(Stored data)

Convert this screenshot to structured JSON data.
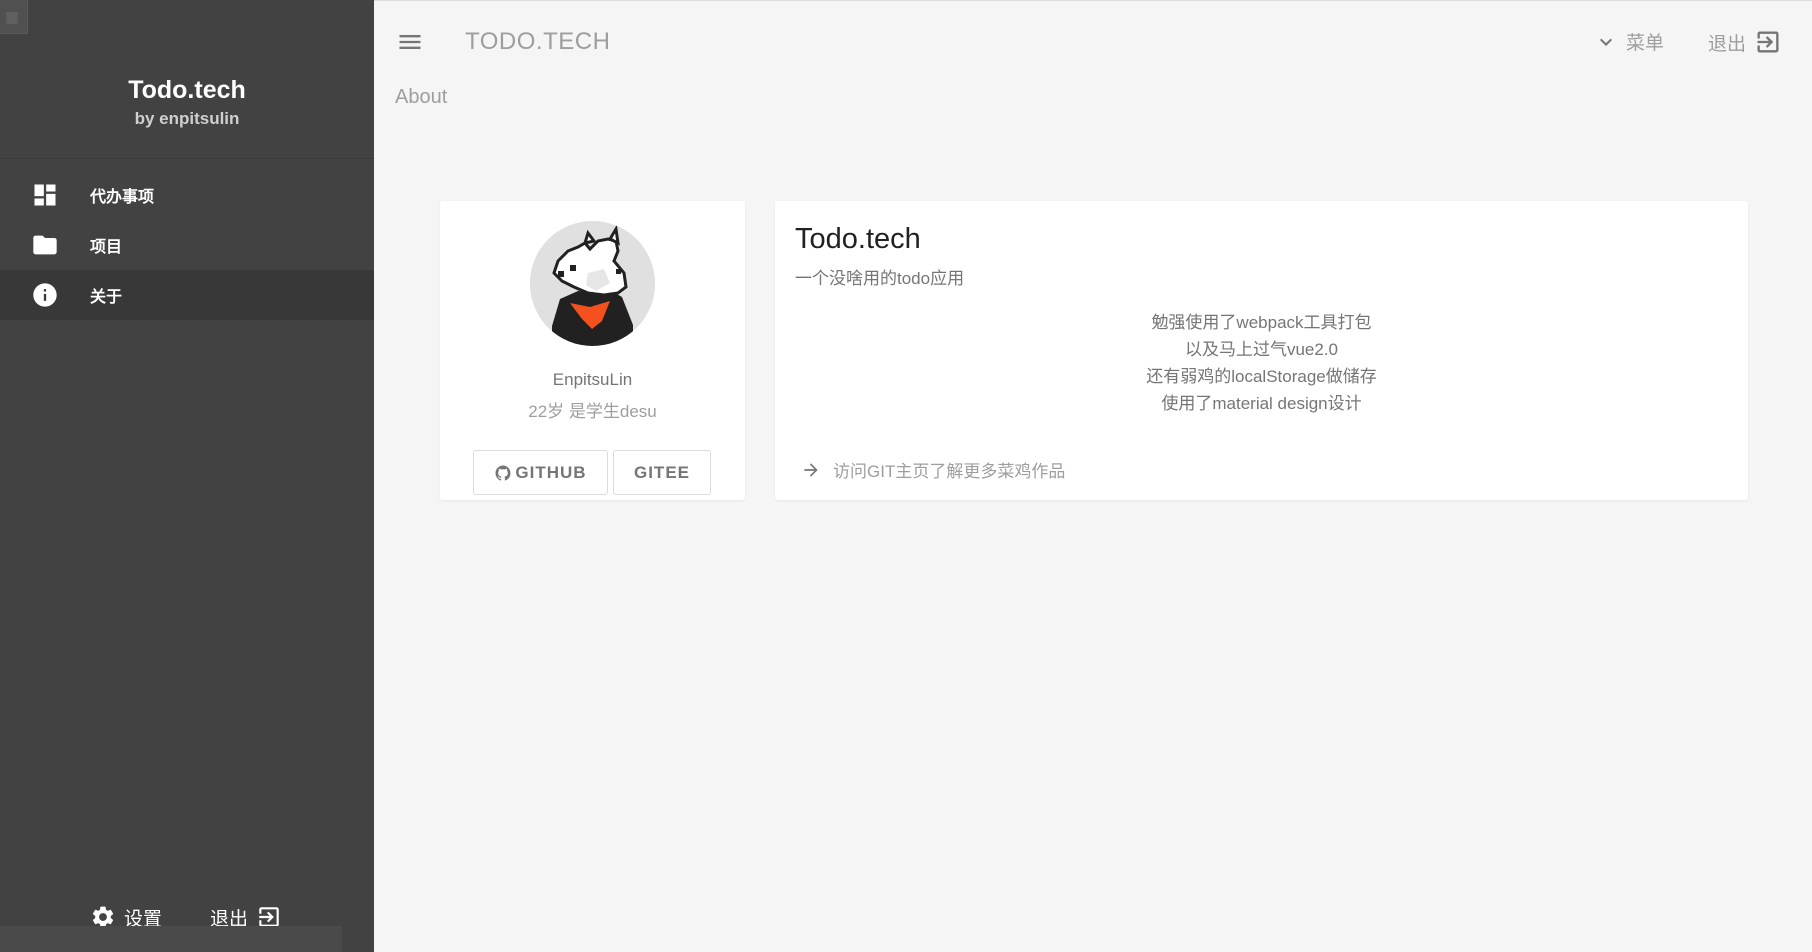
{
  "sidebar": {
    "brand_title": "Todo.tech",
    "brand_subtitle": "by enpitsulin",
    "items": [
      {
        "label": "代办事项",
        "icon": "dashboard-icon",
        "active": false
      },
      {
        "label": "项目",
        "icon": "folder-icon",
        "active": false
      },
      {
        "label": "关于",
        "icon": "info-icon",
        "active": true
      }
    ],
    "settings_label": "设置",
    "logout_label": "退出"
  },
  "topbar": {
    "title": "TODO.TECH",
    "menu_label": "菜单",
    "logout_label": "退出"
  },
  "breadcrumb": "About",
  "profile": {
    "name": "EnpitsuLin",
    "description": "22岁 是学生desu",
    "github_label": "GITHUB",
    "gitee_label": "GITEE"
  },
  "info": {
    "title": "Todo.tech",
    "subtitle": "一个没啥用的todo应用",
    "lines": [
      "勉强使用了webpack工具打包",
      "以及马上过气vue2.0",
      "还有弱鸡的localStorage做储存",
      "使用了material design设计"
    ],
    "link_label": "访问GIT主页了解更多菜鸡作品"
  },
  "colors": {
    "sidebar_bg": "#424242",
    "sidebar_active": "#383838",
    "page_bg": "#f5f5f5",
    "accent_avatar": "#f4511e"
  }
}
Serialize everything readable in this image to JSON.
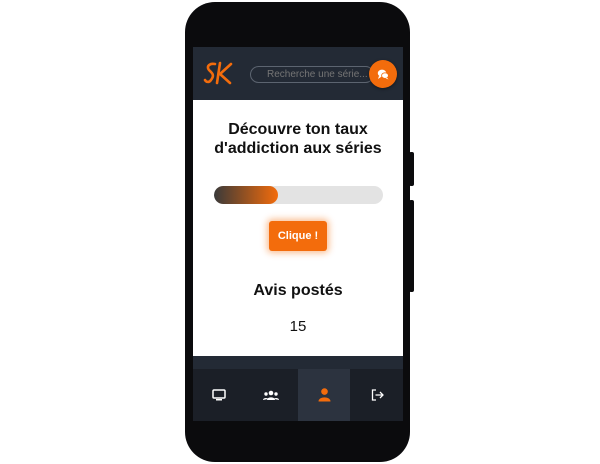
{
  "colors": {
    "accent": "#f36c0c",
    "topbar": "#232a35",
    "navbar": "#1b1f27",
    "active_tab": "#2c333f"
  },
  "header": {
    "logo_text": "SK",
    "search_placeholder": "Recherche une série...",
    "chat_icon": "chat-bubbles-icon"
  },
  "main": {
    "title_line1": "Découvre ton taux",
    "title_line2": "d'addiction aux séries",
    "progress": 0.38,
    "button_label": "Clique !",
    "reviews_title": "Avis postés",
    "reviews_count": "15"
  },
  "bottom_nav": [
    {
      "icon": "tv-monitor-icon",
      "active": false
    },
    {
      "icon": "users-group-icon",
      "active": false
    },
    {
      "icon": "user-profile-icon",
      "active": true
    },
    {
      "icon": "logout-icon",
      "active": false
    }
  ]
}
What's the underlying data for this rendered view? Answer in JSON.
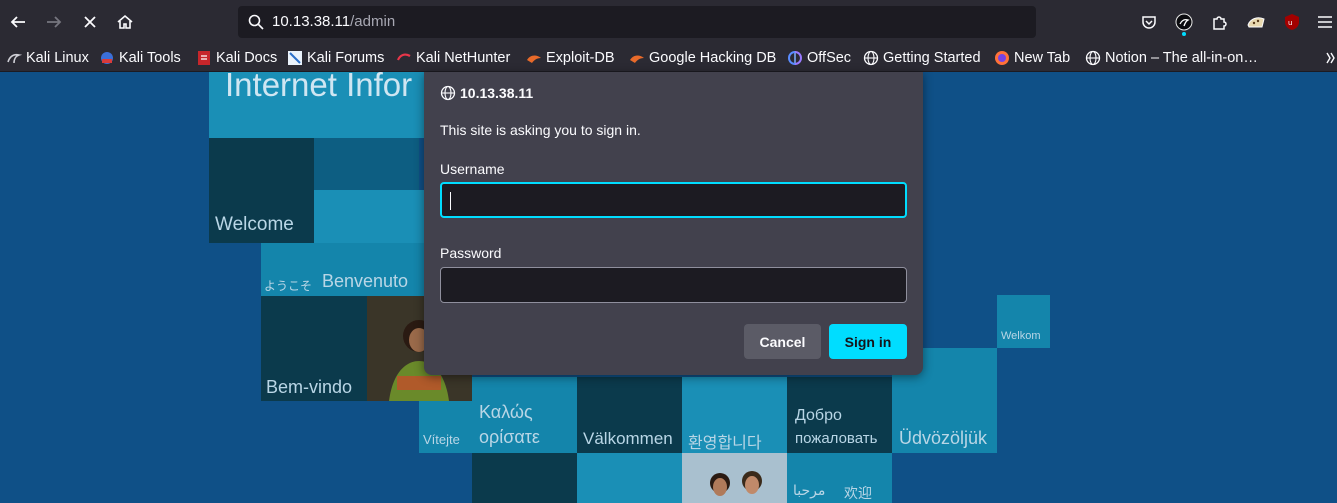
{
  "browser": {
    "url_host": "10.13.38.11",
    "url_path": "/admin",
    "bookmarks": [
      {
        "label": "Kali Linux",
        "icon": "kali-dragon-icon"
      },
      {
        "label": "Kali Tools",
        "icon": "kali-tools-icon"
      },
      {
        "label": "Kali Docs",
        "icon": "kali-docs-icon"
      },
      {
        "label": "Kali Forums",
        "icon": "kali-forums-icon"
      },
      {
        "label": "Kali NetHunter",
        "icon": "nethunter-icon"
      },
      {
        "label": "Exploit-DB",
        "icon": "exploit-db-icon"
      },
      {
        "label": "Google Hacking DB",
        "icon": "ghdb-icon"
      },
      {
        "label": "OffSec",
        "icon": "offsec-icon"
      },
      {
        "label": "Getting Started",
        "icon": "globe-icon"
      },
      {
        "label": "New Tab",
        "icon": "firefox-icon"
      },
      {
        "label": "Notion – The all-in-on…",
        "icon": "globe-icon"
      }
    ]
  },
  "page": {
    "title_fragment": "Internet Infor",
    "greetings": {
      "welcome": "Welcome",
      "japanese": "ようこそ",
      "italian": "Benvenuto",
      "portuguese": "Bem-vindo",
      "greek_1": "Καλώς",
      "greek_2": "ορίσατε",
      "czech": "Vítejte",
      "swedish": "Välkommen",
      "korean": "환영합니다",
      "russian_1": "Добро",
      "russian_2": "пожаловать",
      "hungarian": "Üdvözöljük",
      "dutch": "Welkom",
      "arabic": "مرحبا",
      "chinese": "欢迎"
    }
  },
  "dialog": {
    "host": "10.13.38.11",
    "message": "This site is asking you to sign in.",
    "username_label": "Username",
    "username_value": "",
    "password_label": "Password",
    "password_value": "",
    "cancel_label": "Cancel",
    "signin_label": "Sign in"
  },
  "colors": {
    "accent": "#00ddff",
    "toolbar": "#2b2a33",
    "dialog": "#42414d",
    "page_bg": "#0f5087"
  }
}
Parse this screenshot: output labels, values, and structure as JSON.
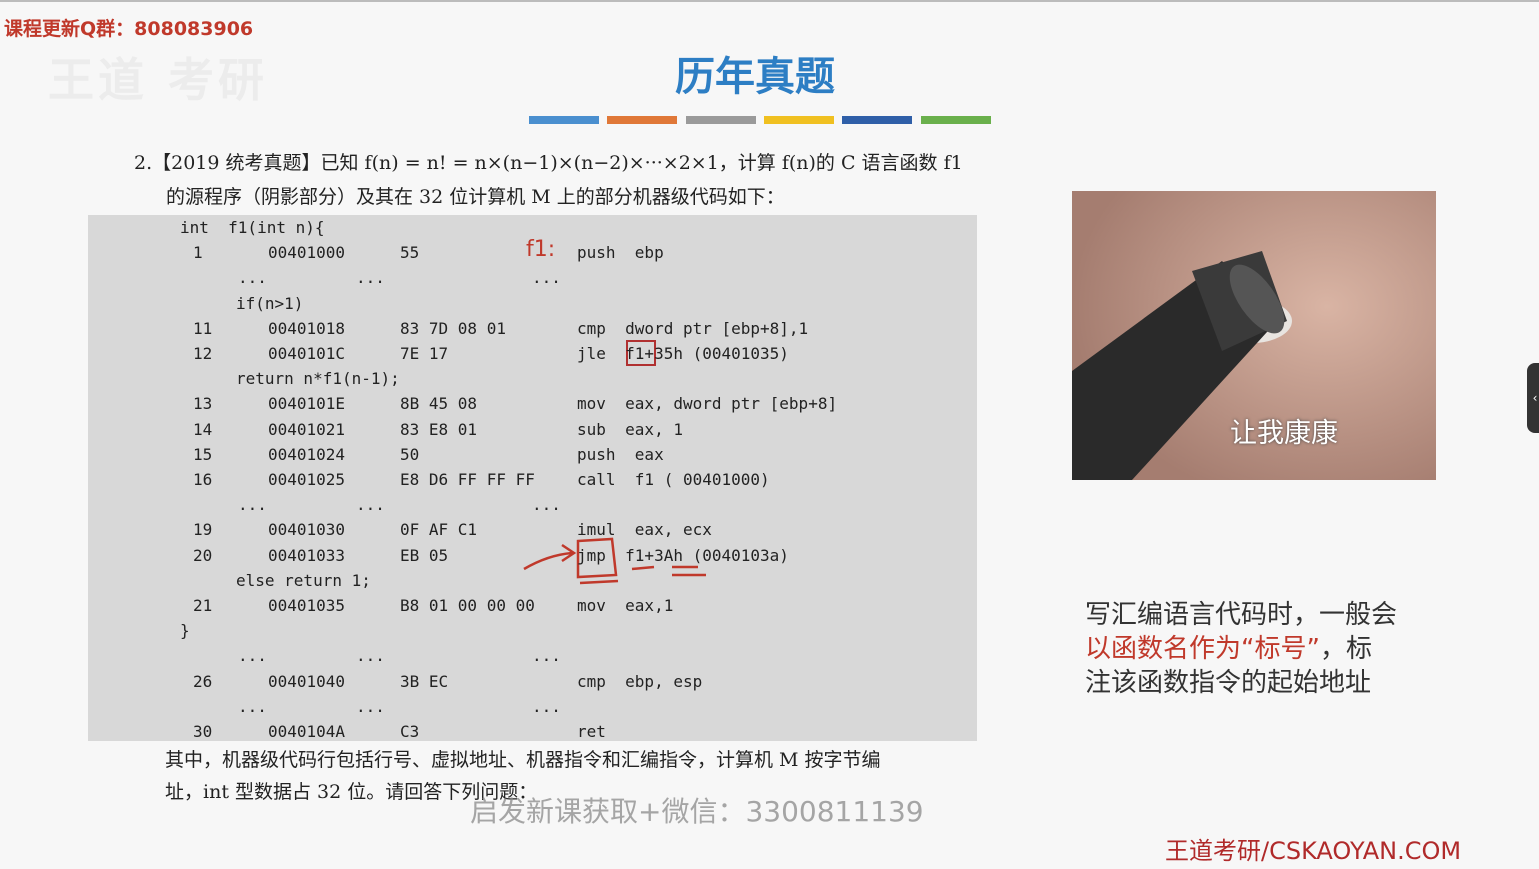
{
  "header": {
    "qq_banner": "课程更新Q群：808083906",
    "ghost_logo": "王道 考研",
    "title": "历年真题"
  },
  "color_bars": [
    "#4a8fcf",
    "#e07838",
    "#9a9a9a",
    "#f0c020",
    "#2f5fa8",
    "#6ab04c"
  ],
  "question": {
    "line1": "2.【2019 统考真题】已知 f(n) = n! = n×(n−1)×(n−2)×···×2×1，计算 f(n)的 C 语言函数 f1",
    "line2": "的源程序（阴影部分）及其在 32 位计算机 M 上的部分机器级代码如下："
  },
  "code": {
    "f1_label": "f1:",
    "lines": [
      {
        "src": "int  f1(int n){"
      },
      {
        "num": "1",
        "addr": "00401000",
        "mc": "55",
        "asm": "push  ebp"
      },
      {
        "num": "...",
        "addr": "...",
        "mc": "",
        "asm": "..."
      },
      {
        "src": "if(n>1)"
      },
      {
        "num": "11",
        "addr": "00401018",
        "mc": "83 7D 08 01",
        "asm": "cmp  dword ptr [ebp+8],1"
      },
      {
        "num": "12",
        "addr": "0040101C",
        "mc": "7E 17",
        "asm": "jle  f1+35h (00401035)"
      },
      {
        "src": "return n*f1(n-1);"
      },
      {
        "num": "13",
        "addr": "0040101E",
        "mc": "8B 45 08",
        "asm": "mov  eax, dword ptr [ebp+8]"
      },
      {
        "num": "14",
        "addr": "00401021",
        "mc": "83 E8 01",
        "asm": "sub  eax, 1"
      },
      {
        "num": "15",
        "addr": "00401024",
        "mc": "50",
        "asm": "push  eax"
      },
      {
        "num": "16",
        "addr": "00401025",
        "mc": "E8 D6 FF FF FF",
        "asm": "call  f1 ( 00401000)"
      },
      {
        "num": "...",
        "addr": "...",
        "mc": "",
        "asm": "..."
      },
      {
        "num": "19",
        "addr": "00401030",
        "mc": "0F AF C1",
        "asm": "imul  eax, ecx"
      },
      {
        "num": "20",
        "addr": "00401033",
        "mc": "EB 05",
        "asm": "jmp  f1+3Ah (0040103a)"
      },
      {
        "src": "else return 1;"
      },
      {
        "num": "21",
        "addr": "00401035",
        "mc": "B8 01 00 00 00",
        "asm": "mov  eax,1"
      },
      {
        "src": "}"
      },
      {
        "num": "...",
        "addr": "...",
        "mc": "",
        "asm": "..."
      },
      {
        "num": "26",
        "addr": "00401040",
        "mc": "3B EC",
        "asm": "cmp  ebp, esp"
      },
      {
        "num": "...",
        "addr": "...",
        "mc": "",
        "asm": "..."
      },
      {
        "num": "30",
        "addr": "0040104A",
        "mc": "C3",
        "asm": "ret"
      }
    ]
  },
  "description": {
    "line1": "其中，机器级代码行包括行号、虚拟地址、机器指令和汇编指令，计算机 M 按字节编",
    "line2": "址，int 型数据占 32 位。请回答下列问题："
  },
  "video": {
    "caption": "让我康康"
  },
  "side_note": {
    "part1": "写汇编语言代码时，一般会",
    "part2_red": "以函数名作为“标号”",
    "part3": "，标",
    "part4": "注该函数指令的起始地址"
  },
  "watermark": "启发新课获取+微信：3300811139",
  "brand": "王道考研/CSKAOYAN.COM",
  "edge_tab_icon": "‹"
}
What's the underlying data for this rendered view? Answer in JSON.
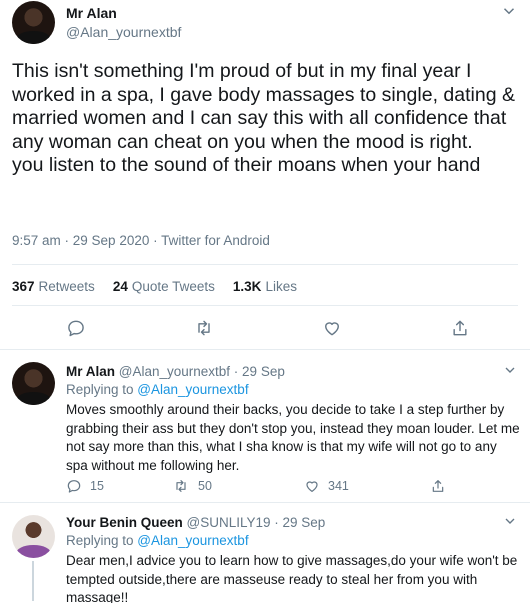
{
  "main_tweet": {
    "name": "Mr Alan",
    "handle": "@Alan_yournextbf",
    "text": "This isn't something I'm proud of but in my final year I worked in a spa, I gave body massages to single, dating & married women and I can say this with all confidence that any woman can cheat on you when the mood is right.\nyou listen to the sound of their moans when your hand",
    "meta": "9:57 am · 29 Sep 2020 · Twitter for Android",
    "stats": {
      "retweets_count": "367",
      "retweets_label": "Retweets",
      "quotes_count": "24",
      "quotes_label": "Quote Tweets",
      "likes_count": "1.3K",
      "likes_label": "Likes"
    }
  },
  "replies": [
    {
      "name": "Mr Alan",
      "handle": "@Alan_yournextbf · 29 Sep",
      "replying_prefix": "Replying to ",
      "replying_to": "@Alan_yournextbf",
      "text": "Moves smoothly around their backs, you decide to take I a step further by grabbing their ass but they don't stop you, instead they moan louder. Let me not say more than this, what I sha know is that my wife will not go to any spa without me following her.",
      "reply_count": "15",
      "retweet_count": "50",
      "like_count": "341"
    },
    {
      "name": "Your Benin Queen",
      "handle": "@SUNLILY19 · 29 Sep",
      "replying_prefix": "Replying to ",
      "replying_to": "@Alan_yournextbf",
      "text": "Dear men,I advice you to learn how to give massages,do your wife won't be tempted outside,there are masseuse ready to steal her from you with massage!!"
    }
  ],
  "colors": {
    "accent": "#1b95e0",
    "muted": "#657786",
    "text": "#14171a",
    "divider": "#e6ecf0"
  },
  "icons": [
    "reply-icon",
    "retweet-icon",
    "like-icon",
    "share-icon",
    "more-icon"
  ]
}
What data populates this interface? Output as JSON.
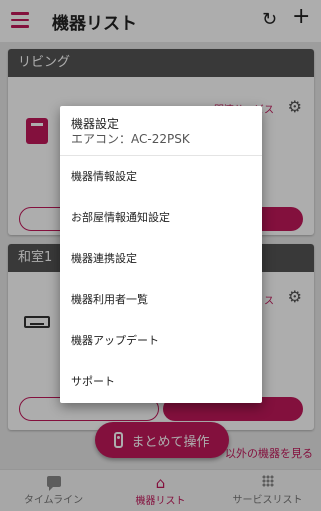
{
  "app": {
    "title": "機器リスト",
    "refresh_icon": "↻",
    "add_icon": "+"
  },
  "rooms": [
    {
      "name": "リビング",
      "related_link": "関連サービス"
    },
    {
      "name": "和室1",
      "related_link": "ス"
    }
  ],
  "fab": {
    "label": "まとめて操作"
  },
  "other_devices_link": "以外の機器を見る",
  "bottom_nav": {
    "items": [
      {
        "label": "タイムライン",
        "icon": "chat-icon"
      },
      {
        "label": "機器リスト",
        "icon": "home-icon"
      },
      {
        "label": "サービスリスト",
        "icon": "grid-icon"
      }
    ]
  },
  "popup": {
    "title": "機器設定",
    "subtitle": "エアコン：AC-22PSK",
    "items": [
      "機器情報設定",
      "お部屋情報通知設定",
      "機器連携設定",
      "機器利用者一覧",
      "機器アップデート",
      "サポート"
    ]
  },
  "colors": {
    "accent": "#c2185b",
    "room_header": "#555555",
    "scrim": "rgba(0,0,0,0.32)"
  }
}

▶ [Requirement]:
Report only a number: how many lines in the material above contain the string "chat".

▶ [Right answer]:
2